-- Begin Material for this task --
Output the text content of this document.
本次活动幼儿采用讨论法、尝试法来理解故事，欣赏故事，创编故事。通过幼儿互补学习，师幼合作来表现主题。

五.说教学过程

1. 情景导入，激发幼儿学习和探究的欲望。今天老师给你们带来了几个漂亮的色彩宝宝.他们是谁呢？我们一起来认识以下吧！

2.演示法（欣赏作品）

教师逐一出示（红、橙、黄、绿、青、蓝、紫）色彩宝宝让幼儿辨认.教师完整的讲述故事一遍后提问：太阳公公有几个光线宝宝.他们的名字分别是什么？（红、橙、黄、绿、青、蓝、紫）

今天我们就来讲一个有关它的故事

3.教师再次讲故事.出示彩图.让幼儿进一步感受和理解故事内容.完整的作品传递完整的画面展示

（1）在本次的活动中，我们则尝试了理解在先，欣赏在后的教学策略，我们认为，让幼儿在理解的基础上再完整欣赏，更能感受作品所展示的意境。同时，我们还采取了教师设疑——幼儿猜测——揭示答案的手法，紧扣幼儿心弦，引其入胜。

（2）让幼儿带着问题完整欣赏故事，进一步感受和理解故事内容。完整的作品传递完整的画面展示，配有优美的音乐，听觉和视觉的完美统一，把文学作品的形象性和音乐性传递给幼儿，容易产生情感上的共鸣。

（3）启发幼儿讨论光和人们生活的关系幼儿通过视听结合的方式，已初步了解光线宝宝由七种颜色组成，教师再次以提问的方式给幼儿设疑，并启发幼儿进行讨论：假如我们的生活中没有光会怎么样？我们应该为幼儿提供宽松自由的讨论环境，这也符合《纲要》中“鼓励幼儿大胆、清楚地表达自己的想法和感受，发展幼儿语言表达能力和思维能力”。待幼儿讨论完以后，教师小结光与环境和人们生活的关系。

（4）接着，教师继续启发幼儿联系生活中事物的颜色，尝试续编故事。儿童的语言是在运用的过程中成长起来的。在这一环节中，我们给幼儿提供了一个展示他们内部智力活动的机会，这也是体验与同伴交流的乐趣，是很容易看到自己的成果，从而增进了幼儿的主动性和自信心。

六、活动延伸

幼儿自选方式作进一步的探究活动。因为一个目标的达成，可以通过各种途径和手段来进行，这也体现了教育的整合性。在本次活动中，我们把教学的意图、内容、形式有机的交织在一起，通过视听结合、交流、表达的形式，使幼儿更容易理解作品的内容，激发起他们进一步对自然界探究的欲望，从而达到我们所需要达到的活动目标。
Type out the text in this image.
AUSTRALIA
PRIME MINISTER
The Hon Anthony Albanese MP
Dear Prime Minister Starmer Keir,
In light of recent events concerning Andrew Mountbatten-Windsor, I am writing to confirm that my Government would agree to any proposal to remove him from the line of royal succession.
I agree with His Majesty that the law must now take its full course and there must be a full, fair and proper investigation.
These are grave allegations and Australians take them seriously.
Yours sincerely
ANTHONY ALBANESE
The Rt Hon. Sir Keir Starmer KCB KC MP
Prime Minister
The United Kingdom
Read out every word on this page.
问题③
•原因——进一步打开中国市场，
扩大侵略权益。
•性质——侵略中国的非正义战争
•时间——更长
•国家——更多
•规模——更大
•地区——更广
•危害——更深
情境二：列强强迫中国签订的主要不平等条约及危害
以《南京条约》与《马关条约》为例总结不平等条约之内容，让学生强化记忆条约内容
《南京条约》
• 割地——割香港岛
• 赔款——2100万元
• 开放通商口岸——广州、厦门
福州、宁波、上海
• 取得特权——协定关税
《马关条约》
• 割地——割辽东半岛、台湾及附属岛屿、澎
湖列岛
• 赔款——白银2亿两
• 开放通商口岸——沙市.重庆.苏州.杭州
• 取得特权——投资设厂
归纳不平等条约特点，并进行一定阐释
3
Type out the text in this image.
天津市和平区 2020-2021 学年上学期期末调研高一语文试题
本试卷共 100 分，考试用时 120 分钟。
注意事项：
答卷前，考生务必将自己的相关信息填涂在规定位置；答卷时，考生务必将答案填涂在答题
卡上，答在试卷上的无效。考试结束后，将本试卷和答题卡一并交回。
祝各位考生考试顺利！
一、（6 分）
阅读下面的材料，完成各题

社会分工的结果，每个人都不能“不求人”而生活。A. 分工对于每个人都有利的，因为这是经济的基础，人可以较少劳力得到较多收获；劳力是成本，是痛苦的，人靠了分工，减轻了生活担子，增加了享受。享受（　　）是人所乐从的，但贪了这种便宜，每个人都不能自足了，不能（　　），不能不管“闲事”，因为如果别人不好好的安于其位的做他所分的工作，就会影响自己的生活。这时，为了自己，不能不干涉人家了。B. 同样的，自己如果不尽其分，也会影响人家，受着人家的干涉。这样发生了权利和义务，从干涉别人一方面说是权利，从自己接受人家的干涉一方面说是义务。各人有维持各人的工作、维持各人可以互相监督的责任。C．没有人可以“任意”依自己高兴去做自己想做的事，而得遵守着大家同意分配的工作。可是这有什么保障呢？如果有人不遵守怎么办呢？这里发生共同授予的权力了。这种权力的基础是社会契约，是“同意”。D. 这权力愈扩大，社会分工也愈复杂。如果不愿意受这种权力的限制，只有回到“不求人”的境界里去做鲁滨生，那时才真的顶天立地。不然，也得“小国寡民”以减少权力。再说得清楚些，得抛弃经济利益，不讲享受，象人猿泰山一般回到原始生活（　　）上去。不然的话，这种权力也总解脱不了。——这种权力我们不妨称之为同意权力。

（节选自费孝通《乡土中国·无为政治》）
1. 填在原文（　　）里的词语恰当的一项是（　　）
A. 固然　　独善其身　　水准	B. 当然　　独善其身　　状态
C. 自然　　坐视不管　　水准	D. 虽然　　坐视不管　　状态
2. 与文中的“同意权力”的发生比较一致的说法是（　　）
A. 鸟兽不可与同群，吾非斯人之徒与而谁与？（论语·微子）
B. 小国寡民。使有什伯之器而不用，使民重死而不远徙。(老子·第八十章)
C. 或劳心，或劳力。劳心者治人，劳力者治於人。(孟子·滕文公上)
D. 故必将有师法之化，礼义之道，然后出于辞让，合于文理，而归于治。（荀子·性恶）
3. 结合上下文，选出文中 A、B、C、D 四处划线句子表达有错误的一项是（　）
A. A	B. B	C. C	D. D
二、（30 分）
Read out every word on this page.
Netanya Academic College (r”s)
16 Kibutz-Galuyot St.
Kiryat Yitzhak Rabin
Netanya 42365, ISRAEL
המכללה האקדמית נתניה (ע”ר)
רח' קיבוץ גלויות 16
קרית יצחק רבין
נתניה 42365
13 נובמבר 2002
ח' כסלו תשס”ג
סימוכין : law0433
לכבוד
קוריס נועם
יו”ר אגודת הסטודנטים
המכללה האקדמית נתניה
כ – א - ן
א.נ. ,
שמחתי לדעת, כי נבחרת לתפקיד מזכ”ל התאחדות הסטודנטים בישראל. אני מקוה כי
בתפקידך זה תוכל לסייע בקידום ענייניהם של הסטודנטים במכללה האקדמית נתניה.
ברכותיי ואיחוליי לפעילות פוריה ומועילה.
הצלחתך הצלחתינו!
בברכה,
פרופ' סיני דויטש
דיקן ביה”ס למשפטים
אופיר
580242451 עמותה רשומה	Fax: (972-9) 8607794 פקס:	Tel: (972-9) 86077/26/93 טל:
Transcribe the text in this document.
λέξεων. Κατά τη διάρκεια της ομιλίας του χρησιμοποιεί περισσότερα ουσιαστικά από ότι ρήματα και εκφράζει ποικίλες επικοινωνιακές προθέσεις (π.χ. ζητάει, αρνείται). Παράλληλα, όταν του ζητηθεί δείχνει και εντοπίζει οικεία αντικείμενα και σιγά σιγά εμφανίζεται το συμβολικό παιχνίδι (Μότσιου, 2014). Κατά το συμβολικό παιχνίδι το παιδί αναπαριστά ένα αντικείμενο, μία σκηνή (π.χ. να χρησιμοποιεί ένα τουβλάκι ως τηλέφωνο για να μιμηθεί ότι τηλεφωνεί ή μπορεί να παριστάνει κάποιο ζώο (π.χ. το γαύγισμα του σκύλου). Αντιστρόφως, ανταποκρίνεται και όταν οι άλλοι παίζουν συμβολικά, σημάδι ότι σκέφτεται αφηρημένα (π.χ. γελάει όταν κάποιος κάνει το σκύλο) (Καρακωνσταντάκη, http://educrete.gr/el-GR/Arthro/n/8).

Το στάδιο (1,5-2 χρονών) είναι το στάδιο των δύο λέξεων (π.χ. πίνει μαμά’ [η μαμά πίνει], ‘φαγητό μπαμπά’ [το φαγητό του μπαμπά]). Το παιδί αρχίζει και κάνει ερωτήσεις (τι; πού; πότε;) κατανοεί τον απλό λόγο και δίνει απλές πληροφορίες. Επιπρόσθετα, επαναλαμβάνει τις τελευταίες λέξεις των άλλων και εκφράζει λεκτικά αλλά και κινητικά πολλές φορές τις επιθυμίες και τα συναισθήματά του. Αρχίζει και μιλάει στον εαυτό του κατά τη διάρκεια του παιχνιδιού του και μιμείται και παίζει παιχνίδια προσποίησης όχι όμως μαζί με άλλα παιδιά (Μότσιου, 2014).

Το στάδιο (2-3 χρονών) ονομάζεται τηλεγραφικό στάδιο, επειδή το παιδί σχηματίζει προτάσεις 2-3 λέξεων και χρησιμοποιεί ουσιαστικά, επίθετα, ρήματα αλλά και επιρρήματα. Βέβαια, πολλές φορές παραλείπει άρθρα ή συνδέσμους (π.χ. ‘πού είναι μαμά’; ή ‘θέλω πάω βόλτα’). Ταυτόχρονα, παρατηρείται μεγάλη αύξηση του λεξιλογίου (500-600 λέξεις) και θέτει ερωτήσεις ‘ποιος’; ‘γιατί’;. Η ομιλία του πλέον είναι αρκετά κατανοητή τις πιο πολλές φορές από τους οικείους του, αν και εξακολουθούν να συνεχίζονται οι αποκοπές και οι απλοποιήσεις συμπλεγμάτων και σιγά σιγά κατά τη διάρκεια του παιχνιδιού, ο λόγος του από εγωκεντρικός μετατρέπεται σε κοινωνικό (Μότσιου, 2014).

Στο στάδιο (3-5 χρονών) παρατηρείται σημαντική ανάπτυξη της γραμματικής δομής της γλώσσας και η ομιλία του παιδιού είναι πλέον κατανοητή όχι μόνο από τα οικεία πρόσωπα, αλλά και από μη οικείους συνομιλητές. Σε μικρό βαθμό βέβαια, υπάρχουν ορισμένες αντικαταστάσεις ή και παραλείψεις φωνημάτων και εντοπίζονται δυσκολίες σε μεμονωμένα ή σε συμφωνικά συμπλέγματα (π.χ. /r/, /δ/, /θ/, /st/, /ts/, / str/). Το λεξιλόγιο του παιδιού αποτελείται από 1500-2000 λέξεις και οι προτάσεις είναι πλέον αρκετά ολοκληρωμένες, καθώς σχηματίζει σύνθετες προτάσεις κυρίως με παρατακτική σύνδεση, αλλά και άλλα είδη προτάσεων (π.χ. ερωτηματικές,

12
-- End Material for this task --
● Exercise
Only lines with the string "λέξεις" belong in your answer; copy each one.

● Output
Το στάδιο (1,5-2 χρονών) είναι το στάδιο των δύο λέξεων (π.χ. πίνει μαμά’ [η μαμά πίνει], ‘φαγητό μπαμπά’ [το φαγητό του μπαμπά]). Το παιδί αρχίζει και κάνει ερωτήσεις (τι; πού; πότε;) κατανοεί τον απλό λόγο και δίνει απλές πληροφορίες. Επιπρόσθετα, επαναλαμβάνει τις τελευταίες λέξεις των άλλων και εκφράζει λεκτικά αλλά και κινητικά πολλές φορές τις επιθυμίες και τα συναισθήματά του. Αρχίζει και μιλάει στον εαυτό του κατά τη διάρκεια του παιχνιδιού του και μιμείται και παίζει παιχνίδια προσποίησης όχι όμως μαζί με άλλα παιδιά (Μότσιου, 2014).
Το στάδιο (2-3 χρονών) ονομάζεται τηλεγραφικό στάδιο, επειδή το παιδί σχηματίζει προτάσεις 2-3 λέξεων και χρησιμοποιεί ουσιαστικά, επίθετα, ρήματα αλλά και επιρρήματα. Βέβαια, πολλές φορές παραλείπει άρθρα ή συνδέσμους (π.χ. ‘πού είναι μαμά’; ή ‘θέλω πάω βόλτα’). Ταυτόχρονα, παρατηρείται μεγάλη αύξηση του λεξιλογίου (500-600 λέξεις) και θέτει ερωτήσεις ‘ποιος’; ‘γιατί’;. Η ομιλία του πλέον είναι αρκετά κατανοητή τις πιο πολλές φορές από τους οικείους του, αν και εξακολουθούν να συνεχίζονται οι αποκοπές και οι απλοποιήσεις συμπλεγμάτων και σιγά σιγά κατά τη διάρκεια του παιχνιδιού, ο λόγος του από εγωκεντρικός μετατρέπεται σε κοινωνικό (Μότσιου, 2014).
Στο στάδιο (3-5 χρονών) παρατηρείται σημαντική ανάπτυξη της γραμματικής δομής της γλώσσας και η ομιλία του παιδιού είναι πλέον κατανοητή όχι μόνο από τα οικεία πρόσωπα, αλλά και από μη οικείους συνομιλητές. Σε μικρό βαθμό βέβαια, υπάρχουν ορισμένες αντικαταστάσεις ή και παραλείψεις φωνημάτων και εντοπίζονται δυσκολίες σε μεμονωμένα ή σε συμφωνικά συμπλέγματα (π.χ. /r/, /δ/, /θ/, /st/, /ts/, / str/). Το λεξιλόγιο του παιδιού αποτελείται από 1500-2000 λέξεις και οι προτάσεις είναι πλέον αρκετά ολοκληρωμένες, καθώς σχηματίζει σύνθετες προτάσεις κυρίως με παρατακτική σύνδεση, αλλά και άλλα είδη προτάσεων (π.χ. ερωτηματικές,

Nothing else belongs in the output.